* Task directions *
List every line in this data where the string "text" occurs.

* Provided data *
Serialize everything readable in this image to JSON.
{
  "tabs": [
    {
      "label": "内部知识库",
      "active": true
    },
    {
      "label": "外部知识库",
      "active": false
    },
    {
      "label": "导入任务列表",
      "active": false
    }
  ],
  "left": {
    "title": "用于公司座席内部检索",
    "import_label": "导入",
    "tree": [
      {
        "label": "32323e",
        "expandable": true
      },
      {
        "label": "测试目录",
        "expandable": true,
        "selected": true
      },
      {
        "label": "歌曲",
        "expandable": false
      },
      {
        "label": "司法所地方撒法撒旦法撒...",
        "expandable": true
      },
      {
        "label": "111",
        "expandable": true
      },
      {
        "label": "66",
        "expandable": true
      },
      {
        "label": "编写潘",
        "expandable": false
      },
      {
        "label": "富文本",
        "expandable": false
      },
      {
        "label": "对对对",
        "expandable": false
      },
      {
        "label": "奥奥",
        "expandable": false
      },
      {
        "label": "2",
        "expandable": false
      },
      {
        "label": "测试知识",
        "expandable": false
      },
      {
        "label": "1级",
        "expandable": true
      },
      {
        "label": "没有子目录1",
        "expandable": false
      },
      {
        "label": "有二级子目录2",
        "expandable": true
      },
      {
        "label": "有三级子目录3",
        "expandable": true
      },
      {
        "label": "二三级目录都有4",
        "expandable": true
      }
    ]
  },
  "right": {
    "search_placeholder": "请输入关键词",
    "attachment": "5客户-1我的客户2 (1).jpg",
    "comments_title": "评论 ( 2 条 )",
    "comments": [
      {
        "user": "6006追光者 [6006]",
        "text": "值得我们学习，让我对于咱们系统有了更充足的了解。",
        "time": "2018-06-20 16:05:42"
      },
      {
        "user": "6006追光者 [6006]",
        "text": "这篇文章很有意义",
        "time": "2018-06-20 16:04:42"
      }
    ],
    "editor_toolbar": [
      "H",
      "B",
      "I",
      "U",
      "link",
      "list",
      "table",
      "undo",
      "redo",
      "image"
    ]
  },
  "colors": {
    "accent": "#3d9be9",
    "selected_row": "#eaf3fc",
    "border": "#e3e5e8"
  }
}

* Result *
        "text": "值得我们学习，让我对于咱们系统有了更充足的了解。",
        "text": "这篇文章很有意义",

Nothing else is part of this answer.